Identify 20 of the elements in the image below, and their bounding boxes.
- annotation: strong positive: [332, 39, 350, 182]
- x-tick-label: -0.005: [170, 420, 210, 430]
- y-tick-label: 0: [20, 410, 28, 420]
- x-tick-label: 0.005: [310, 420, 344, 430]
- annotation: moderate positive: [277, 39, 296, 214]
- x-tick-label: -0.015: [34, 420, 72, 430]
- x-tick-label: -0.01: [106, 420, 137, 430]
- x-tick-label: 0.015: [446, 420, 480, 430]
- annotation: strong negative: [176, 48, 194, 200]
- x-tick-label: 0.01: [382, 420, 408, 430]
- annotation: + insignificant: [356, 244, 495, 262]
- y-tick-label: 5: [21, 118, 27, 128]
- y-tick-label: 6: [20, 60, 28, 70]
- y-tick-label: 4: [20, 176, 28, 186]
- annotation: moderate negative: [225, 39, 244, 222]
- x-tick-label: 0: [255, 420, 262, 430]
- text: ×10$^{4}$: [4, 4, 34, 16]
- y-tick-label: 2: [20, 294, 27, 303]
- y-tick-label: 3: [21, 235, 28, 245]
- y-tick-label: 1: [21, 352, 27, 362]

⁂

• _STATED PROBLEM_: Print the items above again line for line, with no changes.

• _RESULT FOR THIS TASK_:
Identify 20 of the elements in the image below, and their bounding boxes.
- annotation: strong positive: [332, 39, 350, 182]
- x-tick-label: -0.005: [170, 420, 210, 430]
- y-tick-label: 0: [20, 410, 28, 420]
- x-tick-label: 0.005: [310, 420, 344, 430]
- annotation: moderate positive: [277, 39, 296, 214]
- x-tick-label: -0.015: [34, 420, 72, 430]
- x-tick-label: -0.01: [106, 420, 137, 430]
- x-tick-label: 0.015: [446, 420, 480, 430]
- annotation: strong negative: [176, 48, 194, 200]
- x-tick-label: 0.01: [382, 420, 408, 430]
- annotation: + insignificant: [356, 244, 495, 262]
- y-tick-label: 5: [21, 118, 27, 128]
- y-tick-label: 6: [20, 60, 28, 70]
- y-tick-label: 4: [20, 176, 28, 186]
- annotation: moderate negative: [225, 39, 244, 222]
- x-tick-label: 0: [255, 420, 262, 430]
- text: ×10$^{4}$: [4, 4, 34, 16]
- y-tick-label: 2: [20, 294, 27, 303]
- y-tick-label: 3: [21, 235, 28, 245]
- y-tick-label: 1: [21, 352, 27, 362]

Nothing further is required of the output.